Output an exact reproduction of the data.

Dataset items:
-- Begin --
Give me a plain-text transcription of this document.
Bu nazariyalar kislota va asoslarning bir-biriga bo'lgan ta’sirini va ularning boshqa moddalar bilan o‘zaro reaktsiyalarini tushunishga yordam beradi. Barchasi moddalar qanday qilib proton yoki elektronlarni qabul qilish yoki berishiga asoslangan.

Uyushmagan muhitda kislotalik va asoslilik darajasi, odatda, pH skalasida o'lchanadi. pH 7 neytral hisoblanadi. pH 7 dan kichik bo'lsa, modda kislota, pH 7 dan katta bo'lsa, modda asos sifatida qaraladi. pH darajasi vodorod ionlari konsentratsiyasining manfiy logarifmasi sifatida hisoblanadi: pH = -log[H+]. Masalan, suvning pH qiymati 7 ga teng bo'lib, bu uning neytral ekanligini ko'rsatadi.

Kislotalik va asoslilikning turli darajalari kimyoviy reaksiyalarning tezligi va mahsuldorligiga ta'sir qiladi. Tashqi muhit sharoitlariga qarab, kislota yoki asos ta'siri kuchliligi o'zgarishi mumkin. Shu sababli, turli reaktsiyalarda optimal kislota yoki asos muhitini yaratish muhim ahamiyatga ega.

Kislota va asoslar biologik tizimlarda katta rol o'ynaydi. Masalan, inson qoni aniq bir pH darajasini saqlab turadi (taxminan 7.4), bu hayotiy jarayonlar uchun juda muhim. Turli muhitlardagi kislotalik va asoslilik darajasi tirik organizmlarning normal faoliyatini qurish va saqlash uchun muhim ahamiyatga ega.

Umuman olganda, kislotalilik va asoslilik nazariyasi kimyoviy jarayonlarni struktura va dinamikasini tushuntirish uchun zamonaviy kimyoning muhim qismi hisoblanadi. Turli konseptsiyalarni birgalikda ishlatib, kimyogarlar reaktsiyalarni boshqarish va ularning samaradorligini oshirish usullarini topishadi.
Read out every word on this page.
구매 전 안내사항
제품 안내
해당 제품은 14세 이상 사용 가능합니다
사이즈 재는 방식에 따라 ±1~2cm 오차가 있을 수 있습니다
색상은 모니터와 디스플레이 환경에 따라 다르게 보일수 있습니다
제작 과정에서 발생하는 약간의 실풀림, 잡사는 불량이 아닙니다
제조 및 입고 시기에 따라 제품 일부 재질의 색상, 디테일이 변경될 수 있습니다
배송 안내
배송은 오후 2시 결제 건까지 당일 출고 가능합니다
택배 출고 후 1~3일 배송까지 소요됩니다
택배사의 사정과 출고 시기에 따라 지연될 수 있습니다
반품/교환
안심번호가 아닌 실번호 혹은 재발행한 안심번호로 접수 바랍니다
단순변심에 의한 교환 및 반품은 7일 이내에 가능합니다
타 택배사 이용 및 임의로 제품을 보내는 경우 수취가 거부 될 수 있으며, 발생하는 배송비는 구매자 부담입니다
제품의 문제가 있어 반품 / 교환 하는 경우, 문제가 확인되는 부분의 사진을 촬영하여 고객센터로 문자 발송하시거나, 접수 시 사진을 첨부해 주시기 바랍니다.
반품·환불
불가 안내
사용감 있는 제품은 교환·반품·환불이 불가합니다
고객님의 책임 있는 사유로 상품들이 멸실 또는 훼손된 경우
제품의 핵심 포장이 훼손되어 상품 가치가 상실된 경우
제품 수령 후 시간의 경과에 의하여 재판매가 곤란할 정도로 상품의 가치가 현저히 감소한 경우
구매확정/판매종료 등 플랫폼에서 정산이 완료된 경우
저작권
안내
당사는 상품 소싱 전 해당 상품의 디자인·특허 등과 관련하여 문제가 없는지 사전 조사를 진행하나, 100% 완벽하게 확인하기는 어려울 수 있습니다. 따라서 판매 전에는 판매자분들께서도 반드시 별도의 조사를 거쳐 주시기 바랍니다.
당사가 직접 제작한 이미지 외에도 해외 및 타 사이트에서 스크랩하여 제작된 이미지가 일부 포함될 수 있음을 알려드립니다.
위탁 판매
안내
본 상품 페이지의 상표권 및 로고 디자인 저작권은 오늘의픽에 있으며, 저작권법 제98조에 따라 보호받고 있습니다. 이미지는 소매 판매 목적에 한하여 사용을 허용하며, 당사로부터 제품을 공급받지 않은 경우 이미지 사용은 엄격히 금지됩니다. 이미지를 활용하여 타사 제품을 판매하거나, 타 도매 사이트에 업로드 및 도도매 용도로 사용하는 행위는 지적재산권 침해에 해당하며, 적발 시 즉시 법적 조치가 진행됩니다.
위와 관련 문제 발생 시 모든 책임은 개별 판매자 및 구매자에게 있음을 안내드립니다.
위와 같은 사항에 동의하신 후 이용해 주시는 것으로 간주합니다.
-- End --
→ RESULT OF THE TASK:
Give me a plain-text transcription of this document.
Bu nazariyalar kislota va asoslarning bir-biriga bo'lgan ta’sirini va ularning boshqa moddalar bilan o‘zaro reaktsiyalarini tushunishga yordam beradi. Barchasi moddalar qanday qilib proton yoki elektronlarni qabul qilish yoki berishiga asoslangan.

Uyushmagan muhitda kislotalik va asoslilik darajasi, odatda, pH skalasida o'lchanadi. pH 7 neytral hisoblanadi. pH 7 dan kichik bo'lsa, modda kislota, pH 7 dan katta bo'lsa, modda asos sifatida qaraladi. pH darajasi vodorod ionlari konsentratsiyasining manfiy logarifmasi sifatida hisoblanadi: pH = -log[H+]. Masalan, suvning pH qiymati 7 ga teng bo'lib, bu uning neytral ekanligini ko'rsatadi.

Kislotalik va asoslilikning turli darajalari kimyoviy reaksiyalarning tezligi va mahsuldorligiga ta'sir qiladi. Tashqi muhit sharoitlariga qarab, kislota yoki asos ta'siri kuchliligi o'zgarishi mumkin. Shu sababli, turli reaktsiyalarda optimal kislota yoki asos muhitini yaratish muhim ahamiyatga ega.

Kislota va asoslar biologik tizimlarda katta rol o'ynaydi. Masalan, inson qoni aniq bir pH darajasini saqlab turadi (taxminan 7.4), bu hayotiy jarayonlar uchun juda muhim. Turli muhitlardagi kislotalik va asoslilik darajasi tirik organizmlarning normal faoliyatini qurish va saqlash uchun muhim ahamiyatga ega.

Umuman olganda, kislotalilik va asoslilik nazariyasi kimyoviy jarayonlarni struktura va dinamikasini tushuntirish uchun zamonaviy kimyoning muhim qismi hisoblanadi. Turli konseptsiyalarni birgalikda ishlatib, kimyogarlar reaktsiyalarni boshqarish va ularning samaradorligini oshirish usullarini topishadi.
Read out every word on this page.
구매 전 안내사항
제품 안내
해당 제품은 14세 이상 사용 가능합니다
사이즈 재는 방식에 따라 ±1~2cm 오차가 있을 수 있습니다
색상은 모니터와 디스플레이 환경에 따라 다르게 보일수 있습니다
제작 과정에서 발생하는 약간의 실풀림, 잡사는 불량이 아닙니다
제조 및 입고 시기에 따라 제품 일부 재질의 색상, 디테일이 변경될 수 있습니다
배송 안내
배송은 오후 2시 결제 건까지 당일 출고 가능합니다
택배 출고 후 1~3일 배송까지 소요됩니다
택배사의 사정과 출고 시기에 따라 지연될 수 있습니다
반품/교환
안심번호가 아닌 실번호 혹은 재발행한 안심번호로 접수 바랍니다
단순변심에 의한 교환 및 반품은 7일 이내에 가능합니다
타 택배사 이용 및 임의로 제품을 보내는 경우 수취가 거부 될 수 있으며, 발생하는 배송비는 구매자 부담입니다
제품의 문제가 있어 반품 / 교환 하는 경우, 문제가 확인되는 부분의 사진을 촬영하여 고객센터로 문자 발송하시거나, 접수 시 사진을 첨부해 주시기 바랍니다.
반품·환불
불가 안내
사용감 있는 제품은 교환·반품·환불이 불가합니다
고객님의 책임 있는 사유로 상품들이 멸실 또는 훼손된 경우
제품의 핵심 포장이 훼손되어 상품 가치가 상실된 경우
제품 수령 후 시간의 경과에 의하여 재판매가 곤란할 정도로 상품의 가치가 현저히 감소한 경우
구매확정/판매종료 등 플랫폼에서 정산이 완료된 경우
저작권
안내
당사는 상품 소싱 전 해당 상품의 디자인·특허 등과 관련하여 문제가 없는지 사전 조사를 진행하나, 100% 완벽하게 확인하기는 어려울 수 있습니다. 따라서 판매 전에는 판매자분들께서도 반드시 별도의 조사를 거쳐 주시기 바랍니다.
당사가 직접 제작한 이미지 외에도 해외 및 타 사이트에서 스크랩하여 제작된 이미지가 일부 포함될 수 있음을 알려드립니다.
위탁 판매
안내
본 상품 페이지의 상표권 및 로고 디자인 저작권은 오늘의픽에 있으며, 저작권법 제98조에 따라 보호받고 있습니다. 이미지는 소매 판매 목적에 한하여 사용을 허용하며, 당사로부터 제품을 공급받지 않은 경우 이미지 사용은 엄격히 금지됩니다. 이미지를 활용하여 타사 제품을 판매하거나, 타 도매 사이트에 업로드 및 도도매 용도로 사용하는 행위는 지적재산권 침해에 해당하며, 적발 시 즉시 법적 조치가 진행됩니다.
위와 관련 문제 발생 시 모든 책임은 개별 판매자 및 구매자에게 있음을 안내드립니다.
위와 같은 사항에 동의하신 후 이용해 주시는 것으로 간주합니다.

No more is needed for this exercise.